**Short problem**. Copy out every record below exactly as written, but leave out any pictures.
-=-=-=-=-
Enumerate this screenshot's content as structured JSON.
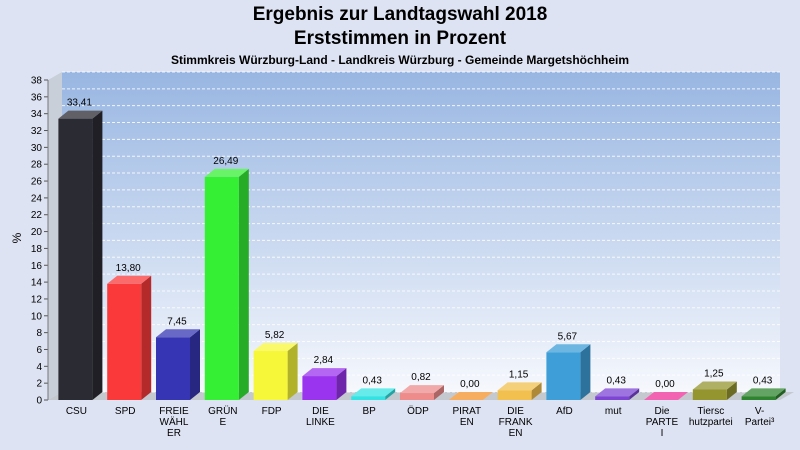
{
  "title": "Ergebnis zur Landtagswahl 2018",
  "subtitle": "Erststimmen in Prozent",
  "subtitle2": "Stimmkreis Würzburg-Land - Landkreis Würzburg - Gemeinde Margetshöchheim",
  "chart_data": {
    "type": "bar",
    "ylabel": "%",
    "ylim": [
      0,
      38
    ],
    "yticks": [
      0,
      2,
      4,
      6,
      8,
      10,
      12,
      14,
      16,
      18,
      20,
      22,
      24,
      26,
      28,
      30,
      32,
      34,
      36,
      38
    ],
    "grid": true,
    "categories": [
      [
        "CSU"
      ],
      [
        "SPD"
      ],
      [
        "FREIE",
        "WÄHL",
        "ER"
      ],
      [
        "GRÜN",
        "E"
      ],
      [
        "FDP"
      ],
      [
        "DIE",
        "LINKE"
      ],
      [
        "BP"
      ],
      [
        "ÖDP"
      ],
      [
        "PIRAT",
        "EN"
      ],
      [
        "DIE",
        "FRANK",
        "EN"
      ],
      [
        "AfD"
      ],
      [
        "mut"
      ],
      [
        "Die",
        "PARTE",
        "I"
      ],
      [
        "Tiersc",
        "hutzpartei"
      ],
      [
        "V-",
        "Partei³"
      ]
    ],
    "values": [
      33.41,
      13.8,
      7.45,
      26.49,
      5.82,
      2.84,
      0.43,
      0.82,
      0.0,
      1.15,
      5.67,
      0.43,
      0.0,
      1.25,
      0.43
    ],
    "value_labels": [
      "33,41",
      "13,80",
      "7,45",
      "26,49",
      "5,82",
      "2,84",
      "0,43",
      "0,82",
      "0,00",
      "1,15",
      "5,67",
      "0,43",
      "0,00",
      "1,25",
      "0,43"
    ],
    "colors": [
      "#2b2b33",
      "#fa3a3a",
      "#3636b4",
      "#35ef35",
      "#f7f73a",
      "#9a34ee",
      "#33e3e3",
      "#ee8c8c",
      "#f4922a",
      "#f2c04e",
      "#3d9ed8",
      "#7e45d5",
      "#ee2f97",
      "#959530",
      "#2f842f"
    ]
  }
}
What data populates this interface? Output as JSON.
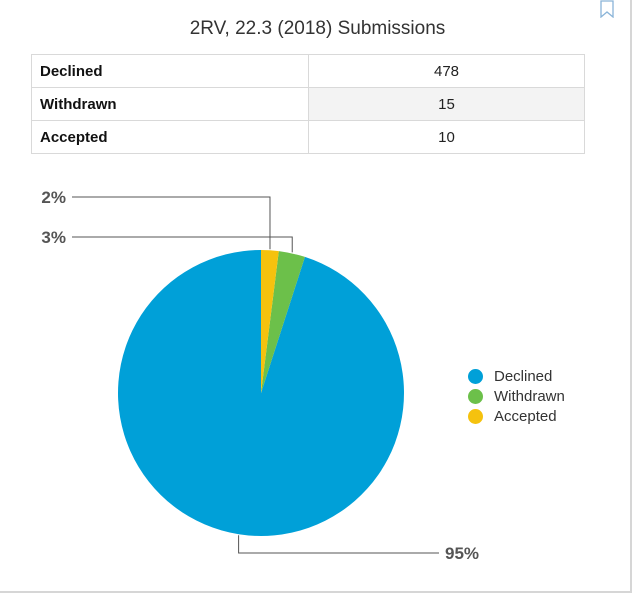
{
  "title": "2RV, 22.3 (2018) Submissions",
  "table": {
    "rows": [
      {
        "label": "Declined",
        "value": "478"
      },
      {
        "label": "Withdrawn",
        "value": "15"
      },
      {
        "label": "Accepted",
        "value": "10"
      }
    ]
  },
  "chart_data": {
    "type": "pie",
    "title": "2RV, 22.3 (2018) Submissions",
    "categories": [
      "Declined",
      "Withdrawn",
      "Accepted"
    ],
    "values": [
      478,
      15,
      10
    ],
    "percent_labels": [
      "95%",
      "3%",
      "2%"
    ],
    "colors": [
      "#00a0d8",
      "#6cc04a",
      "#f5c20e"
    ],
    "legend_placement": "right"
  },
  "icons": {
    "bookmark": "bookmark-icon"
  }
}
-=-=-=-=-
**Worked solution**.
Enumerate this screenshot's content as structured JSON.
{
  "title": "Ergebnis zur Landtagswahl 2018",
  "subtitle": "Erststimmen in Prozent",
  "subtitle2": "Stimmkreis Würzburg-Land - Landkreis Würzburg - Gemeinde Margetshöchheim",
  "chart_data": {
    "type": "bar",
    "ylabel": "%",
    "ylim": [
      0,
      38
    ],
    "yticks": [
      0,
      2,
      4,
      6,
      8,
      10,
      12,
      14,
      16,
      18,
      20,
      22,
      24,
      26,
      28,
      30,
      32,
      34,
      36,
      38
    ],
    "grid": true,
    "categories": [
      [
        "CSU"
      ],
      [
        "SPD"
      ],
      [
        "FREIE",
        "WÄHL",
        "ER"
      ],
      [
        "GRÜN",
        "E"
      ],
      [
        "FDP"
      ],
      [
        "DIE",
        "LINKE"
      ],
      [
        "BP"
      ],
      [
        "ÖDP"
      ],
      [
        "PIRAT",
        "EN"
      ],
      [
        "DIE",
        "FRANK",
        "EN"
      ],
      [
        "AfD"
      ],
      [
        "mut"
      ],
      [
        "Die",
        "PARTE",
        "I"
      ],
      [
        "Tiersc",
        "hutzpartei"
      ],
      [
        "V-",
        "Partei³"
      ]
    ],
    "values": [
      33.41,
      13.8,
      7.45,
      26.49,
      5.82,
      2.84,
      0.43,
      0.82,
      0.0,
      1.15,
      5.67,
      0.43,
      0.0,
      1.25,
      0.43
    ],
    "value_labels": [
      "33,41",
      "13,80",
      "7,45",
      "26,49",
      "5,82",
      "2,84",
      "0,43",
      "0,82",
      "0,00",
      "1,15",
      "5,67",
      "0,43",
      "0,00",
      "1,25",
      "0,43"
    ],
    "colors": [
      "#2b2b33",
      "#fa3a3a",
      "#3636b4",
      "#35ef35",
      "#f7f73a",
      "#9a34ee",
      "#33e3e3",
      "#ee8c8c",
      "#f4922a",
      "#f2c04e",
      "#3d9ed8",
      "#7e45d5",
      "#ee2f97",
      "#959530",
      "#2f842f"
    ]
  }
}
What data populates this interface? Output as JSON.
{
  "title": "2RV, 22.3 (2018) Submissions",
  "table": {
    "rows": [
      {
        "label": "Declined",
        "value": "478"
      },
      {
        "label": "Withdrawn",
        "value": "15"
      },
      {
        "label": "Accepted",
        "value": "10"
      }
    ]
  },
  "chart_data": {
    "type": "pie",
    "title": "2RV, 22.3 (2018) Submissions",
    "categories": [
      "Declined",
      "Withdrawn",
      "Accepted"
    ],
    "values": [
      478,
      15,
      10
    ],
    "percent_labels": [
      "95%",
      "3%",
      "2%"
    ],
    "colors": [
      "#00a0d8",
      "#6cc04a",
      "#f5c20e"
    ],
    "legend_placement": "right"
  },
  "icons": {
    "bookmark": "bookmark-icon"
  }
}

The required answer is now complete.